**Dataset:**
__________

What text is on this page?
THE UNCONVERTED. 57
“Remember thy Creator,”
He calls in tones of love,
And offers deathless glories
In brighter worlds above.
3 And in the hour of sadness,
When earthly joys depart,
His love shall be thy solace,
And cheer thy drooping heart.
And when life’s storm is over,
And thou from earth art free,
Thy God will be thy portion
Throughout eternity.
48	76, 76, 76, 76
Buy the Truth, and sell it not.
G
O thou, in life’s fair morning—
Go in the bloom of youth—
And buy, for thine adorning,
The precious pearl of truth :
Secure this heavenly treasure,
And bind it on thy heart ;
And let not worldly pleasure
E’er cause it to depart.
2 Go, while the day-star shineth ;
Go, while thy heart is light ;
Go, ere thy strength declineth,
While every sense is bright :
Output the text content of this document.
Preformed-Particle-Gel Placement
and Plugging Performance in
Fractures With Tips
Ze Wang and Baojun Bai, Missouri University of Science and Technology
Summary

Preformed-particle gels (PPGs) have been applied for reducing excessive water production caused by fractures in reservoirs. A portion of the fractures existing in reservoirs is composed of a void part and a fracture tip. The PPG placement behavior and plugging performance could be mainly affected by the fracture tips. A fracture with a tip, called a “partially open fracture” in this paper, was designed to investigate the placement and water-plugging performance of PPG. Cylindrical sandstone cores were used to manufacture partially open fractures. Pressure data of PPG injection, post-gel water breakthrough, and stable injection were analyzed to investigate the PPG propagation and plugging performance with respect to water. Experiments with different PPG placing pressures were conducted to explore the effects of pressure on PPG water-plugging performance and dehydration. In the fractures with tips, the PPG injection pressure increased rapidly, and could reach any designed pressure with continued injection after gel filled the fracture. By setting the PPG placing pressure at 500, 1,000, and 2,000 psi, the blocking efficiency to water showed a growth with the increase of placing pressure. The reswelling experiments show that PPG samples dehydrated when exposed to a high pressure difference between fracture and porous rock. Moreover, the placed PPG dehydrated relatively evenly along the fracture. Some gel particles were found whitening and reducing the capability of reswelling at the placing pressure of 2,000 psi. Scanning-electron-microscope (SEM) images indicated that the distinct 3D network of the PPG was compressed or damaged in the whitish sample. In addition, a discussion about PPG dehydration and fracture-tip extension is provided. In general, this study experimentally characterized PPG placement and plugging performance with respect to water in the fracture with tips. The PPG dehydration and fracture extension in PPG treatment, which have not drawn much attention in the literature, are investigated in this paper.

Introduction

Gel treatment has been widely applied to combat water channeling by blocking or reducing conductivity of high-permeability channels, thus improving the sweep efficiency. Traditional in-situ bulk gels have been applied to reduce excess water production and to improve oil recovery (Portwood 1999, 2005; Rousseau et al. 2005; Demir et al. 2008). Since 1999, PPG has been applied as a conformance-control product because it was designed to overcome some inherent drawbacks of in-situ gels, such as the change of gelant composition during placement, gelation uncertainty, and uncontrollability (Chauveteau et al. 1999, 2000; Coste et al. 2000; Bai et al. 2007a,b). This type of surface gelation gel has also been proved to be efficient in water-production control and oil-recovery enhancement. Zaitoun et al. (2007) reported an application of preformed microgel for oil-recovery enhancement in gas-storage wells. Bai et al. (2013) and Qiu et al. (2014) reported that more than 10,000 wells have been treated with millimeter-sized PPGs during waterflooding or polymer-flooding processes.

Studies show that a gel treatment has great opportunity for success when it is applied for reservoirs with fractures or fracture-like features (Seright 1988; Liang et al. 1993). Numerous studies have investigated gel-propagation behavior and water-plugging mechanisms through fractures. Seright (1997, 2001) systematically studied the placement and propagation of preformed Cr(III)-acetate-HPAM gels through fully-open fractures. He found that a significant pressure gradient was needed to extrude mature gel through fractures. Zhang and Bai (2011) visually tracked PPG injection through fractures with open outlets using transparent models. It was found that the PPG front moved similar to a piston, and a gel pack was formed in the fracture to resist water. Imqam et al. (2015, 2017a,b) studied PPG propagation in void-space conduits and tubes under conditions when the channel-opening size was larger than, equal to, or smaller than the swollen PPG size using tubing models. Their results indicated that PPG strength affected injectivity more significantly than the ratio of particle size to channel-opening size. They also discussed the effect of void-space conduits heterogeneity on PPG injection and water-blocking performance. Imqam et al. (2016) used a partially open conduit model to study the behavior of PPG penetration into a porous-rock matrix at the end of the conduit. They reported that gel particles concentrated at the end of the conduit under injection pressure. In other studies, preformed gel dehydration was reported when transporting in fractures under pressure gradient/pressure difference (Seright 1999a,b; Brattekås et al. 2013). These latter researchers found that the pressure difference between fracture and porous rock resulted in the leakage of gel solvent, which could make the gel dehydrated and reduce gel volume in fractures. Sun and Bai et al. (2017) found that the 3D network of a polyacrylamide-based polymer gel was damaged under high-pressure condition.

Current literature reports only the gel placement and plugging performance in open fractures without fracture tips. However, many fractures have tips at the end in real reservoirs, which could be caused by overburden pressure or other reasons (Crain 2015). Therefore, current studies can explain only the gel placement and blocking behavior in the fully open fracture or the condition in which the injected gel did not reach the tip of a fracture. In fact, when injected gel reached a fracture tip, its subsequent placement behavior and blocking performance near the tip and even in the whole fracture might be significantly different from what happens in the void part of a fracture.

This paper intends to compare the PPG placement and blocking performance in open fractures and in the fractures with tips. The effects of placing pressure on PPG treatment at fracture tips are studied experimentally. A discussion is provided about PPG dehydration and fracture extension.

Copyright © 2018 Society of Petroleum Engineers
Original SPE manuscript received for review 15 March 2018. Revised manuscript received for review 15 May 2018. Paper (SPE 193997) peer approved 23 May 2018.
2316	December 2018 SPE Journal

__________

**Brief:**
Pick out every line of the listing containing the word "text", and show those lines.

**Output for this task:**
What text is on this page?
Output the text content of this document.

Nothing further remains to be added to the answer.